• **DIRECTION**: Write out the material exactly. Do not include the pictures.

Collection entries:
** START **

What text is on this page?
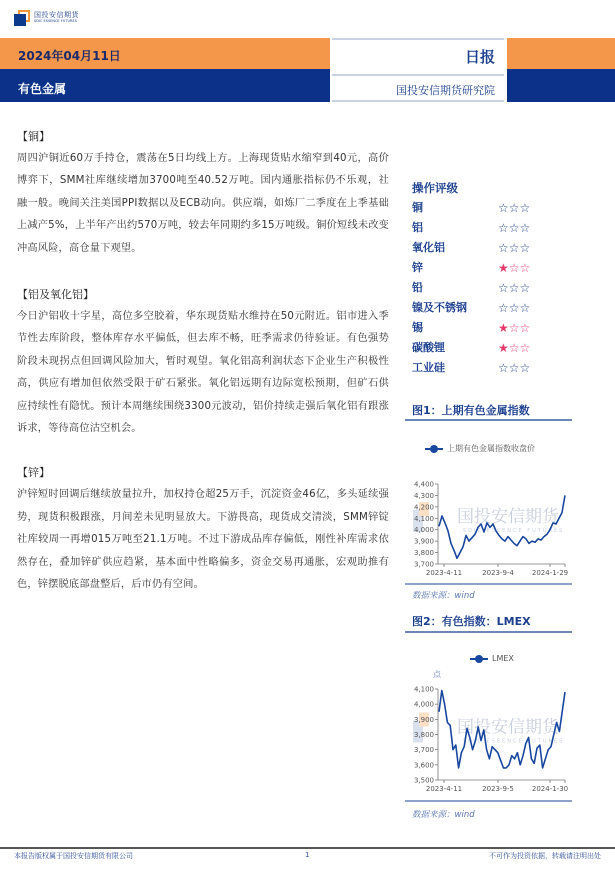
国投安信期货
SDIC ESSENCE FUTURES
2024年04月11日
有色金属
日报
国投安信期货研究院

【铜】

周四沪铜近60万手持仓，震荡在5日均线上方。上海现货贴水缩窄到40元，高价博弈下，SMM社库继续增加3700吨至40.52万吨。国内通胀指标仍不乐观，社融一般。晚间关注美国PPI数据以及ECB动向。供应端，如炼厂二季度在上季基础上减产5%，上半年产出约570万吨，较去年同期约多15万吨级。铜价短线未改变冲高风险，高仓量下观望。

【铝及氧化铝】

今日沪铝收十字星，高位多空胶着，华东现货贴水维持在50元附近。铝市进入季节性去库阶段，整体库存水平偏低，但去库不畅，旺季需求仍待验证。有色强势阶段未现拐点但回调风险加大，暂时观望。氧化铝高利润状态下企业生产积极性高，供应有增加但依然受限于矿石紧张。氧化铝远期有边际宽松预期，但矿石供应持续性有隐忧。预计本周继续围绕3300元波动，铝价持续走强后氧化铝有跟涨诉求，等待高位沽空机会。

【锌】

沪锌短时回调后继续放量拉升，加权持仓超25万手，沉淀资金46亿，多头延续强势，现货积极跟涨，月间差未见明显放大。下游畏高，现货成交清淡，SMM锌锭社库较周一再增015万吨至21.1万吨。不过下游成品库存偏低，刚性补库需求依然存在，叠加锌矿供应趋紧，基本面中性略偏多，资金交易再通胀，宏观助推有色，锌摆脱底部盘整后，后市仍有空间。

操作评级
铜	☆☆☆
铝	☆☆☆
氧化铝	☆☆☆
锌	★☆☆
铅	☆☆☆
镍及不锈钢	☆☆☆
锡	★☆☆
碳酸锂	★☆☆
工业硅	☆☆☆
图1：上期有色金属指数
上期有色金属指数收盘价
国投安信期货
SDIC ESSENCE FUTURES
3,700
3,800
3,900
4,000
4,100
4,200
4,300
4,400
2023-4-11	2023-9-4	2024-1-29
数据来源：wind
图2：有色指数：LMEX
LMEX
点
国投安信期货
SDIC ESSENCE FUTURES
3,500
3,600
3,700
3,800
3,900
4,000
4,100
2023-4-11	2023-9-5	2024-1-30
数据来源：wind
本报告版权属于国投安信期货有限公司	1	不可作为投资依据，转载请注明出处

** END **

• **EXERCISE SOLUTION**:
What text is on this page?
国投安信期货
SDIC ESSENCE FUTURES
2024年04月11日
有色金属
日报
国投安信期货研究院

【铜】

周四沪铜近60万手持仓，震荡在5日均线上方。上海现货贴水缩窄到40元，高价博弈下，SMM社库继续增加3700吨至40.52万吨。国内通胀指标仍不乐观，社融一般。晚间关注美国PPI数据以及ECB动向。供应端，如炼厂二季度在上季基础上减产5%，上半年产出约570万吨，较去年同期约多15万吨级。铜价短线未改变冲高风险，高仓量下观望。

【铝及氧化铝】

今日沪铝收十字星，高位多空胶着，华东现货贴水维持在50元附近。铝市进入季节性去库阶段，整体库存水平偏低，但去库不畅，旺季需求仍待验证。有色强势阶段未现拐点但回调风险加大，暂时观望。氧化铝高利润状态下企业生产积极性高，供应有增加但依然受限于矿石紧张。氧化铝远期有边际宽松预期，但矿石供应持续性有隐忧。预计本周继续围绕3300元波动，铝价持续走强后氧化铝有跟涨诉求，等待高位沽空机会。

【锌】

沪锌短时回调后继续放量拉升，加权持仓超25万手，沉淀资金46亿，多头延续强势，现货积极跟涨，月间差未见明显放大。下游畏高，现货成交清淡，SMM锌锭社库较周一再增015万吨至21.1万吨。不过下游成品库存偏低，刚性补库需求依然存在，叠加锌矿供应趋紧，基本面中性略偏多，资金交易再通胀，宏观助推有色，锌摆脱底部盘整后，后市仍有空间。

操作评级
铜	☆☆☆
铝	☆☆☆
氧化铝	☆☆☆
锌	★☆☆
铅	☆☆☆
镍及不锈钢	☆☆☆
锡	★☆☆
碳酸锂	★☆☆
工业硅	☆☆☆
图1：上期有色金属指数
上期有色金属指数收盘价
国投安信期货
SDIC ESSENCE FUTURES
3,700
3,800
3,900
4,000
4,100
4,200
4,300
4,400
2023-4-11	2023-9-4	2024-1-29
数据来源：wind
图2：有色指数：LMEX
LMEX
点
国投安信期货
SDIC ESSENCE FUTURES
3,500
3,600
3,700
3,800
3,900
4,000
4,100
2023-4-11	2023-9-5	2024-1-30
数据来源：wind
本报告版权属于国投安信期货有限公司	1	不可作为投资依据，转载请注明出处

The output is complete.